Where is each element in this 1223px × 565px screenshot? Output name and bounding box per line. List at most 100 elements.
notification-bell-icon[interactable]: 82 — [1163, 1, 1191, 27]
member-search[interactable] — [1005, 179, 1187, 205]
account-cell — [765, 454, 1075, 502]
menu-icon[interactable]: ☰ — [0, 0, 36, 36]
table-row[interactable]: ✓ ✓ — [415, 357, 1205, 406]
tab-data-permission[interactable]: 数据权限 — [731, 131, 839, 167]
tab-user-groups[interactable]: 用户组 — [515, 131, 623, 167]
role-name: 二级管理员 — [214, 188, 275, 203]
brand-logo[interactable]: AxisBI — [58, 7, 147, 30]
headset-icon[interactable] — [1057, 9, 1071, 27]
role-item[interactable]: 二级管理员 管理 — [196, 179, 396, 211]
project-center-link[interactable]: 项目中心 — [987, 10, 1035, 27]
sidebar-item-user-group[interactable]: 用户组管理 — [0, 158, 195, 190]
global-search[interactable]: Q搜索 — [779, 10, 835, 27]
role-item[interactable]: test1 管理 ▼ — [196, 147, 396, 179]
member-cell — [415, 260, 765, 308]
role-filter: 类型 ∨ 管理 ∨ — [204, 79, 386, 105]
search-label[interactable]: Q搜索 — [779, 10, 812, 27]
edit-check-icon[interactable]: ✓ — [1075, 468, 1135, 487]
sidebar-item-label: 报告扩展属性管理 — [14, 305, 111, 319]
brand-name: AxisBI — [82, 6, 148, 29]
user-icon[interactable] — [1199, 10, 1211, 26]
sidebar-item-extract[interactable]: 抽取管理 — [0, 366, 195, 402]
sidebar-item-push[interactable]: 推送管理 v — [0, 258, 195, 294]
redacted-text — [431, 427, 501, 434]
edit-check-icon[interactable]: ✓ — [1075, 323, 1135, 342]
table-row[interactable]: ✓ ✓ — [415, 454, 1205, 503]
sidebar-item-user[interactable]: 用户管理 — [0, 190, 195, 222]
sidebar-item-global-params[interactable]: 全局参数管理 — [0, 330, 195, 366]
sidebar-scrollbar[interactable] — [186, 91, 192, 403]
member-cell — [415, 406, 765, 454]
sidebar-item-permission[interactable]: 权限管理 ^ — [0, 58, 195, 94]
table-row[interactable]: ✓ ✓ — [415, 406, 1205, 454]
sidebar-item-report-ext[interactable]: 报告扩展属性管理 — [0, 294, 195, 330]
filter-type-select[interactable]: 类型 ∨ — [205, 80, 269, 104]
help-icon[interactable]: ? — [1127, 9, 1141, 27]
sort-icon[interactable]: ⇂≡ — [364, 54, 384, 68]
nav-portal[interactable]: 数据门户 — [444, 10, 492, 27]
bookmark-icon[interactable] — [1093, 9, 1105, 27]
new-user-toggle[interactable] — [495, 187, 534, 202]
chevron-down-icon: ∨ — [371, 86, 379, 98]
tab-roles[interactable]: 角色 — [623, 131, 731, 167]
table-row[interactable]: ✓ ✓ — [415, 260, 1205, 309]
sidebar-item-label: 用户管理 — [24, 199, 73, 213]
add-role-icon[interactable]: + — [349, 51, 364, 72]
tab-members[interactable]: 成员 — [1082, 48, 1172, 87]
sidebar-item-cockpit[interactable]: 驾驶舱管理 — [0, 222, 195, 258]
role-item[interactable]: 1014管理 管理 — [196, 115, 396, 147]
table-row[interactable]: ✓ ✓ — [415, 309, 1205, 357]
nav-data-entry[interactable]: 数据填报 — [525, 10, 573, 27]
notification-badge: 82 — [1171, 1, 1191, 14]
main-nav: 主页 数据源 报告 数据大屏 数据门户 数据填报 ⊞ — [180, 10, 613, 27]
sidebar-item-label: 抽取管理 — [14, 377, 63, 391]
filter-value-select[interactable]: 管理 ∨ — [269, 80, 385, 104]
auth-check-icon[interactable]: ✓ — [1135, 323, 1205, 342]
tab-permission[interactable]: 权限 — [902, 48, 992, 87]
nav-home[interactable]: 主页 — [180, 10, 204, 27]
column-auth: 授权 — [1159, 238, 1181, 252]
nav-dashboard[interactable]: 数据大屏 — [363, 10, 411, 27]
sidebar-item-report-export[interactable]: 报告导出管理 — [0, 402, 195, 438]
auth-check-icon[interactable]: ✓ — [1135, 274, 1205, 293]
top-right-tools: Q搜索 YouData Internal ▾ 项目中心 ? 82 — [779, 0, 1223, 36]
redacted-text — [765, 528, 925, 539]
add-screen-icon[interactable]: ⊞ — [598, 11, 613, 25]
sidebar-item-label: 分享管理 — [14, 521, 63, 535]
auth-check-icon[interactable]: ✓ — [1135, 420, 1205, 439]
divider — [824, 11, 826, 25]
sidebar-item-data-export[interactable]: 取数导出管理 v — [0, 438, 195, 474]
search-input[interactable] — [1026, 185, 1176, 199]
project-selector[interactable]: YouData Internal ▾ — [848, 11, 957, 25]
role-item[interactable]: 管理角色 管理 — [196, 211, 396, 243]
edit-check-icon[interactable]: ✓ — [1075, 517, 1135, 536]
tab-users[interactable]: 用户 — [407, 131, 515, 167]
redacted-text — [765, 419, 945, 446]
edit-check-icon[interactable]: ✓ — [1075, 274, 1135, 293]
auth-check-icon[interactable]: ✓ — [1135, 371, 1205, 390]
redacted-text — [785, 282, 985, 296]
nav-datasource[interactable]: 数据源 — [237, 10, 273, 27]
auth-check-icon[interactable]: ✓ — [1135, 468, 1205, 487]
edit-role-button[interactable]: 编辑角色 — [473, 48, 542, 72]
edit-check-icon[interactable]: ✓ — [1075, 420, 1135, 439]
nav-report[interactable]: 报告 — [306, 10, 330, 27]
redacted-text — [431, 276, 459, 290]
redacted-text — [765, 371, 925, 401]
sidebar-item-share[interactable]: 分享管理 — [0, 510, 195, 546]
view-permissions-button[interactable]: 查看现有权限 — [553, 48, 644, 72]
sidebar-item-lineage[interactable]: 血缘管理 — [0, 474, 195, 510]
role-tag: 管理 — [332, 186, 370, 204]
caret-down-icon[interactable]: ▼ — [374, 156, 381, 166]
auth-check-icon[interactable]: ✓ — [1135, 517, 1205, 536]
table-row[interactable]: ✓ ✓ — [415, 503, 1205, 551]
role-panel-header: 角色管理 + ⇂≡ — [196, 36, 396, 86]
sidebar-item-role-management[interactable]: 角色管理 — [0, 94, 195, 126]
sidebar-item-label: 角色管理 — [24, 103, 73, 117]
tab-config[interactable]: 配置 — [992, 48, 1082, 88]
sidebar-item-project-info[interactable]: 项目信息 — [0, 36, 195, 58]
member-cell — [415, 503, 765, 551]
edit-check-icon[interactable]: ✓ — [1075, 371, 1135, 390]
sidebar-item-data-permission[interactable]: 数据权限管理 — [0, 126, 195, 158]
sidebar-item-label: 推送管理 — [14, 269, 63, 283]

• _Written instruction_
Please quote the listing above word for word, starting at its first line and stopping after the line that contains "sidebar-item-user-group[interactable]: 用户组管理 —".

• _Exercise result_
Where is each element in this 1223px × 565px screenshot? Output name and bounding box per line. List at most 100 elements.
notification-bell-icon[interactable]: 82 — [1163, 1, 1191, 27]
member-search[interactable] — [1005, 179, 1187, 205]
account-cell — [765, 454, 1075, 502]
menu-icon[interactable]: ☰ — [0, 0, 36, 36]
table-row[interactable]: ✓ ✓ — [415, 357, 1205, 406]
tab-data-permission[interactable]: 数据权限 — [731, 131, 839, 167]
tab-user-groups[interactable]: 用户组 — [515, 131, 623, 167]
role-name: 二级管理员 — [214, 188, 275, 203]
brand-logo[interactable]: AxisBI — [58, 7, 147, 30]
headset-icon[interactable] — [1057, 9, 1071, 27]
role-item[interactable]: 二级管理员 管理 — [196, 179, 396, 211]
project-center-link[interactable]: 项目中心 — [987, 10, 1035, 27]
sidebar-item-user-group[interactable]: 用户组管理 — [0, 158, 195, 190]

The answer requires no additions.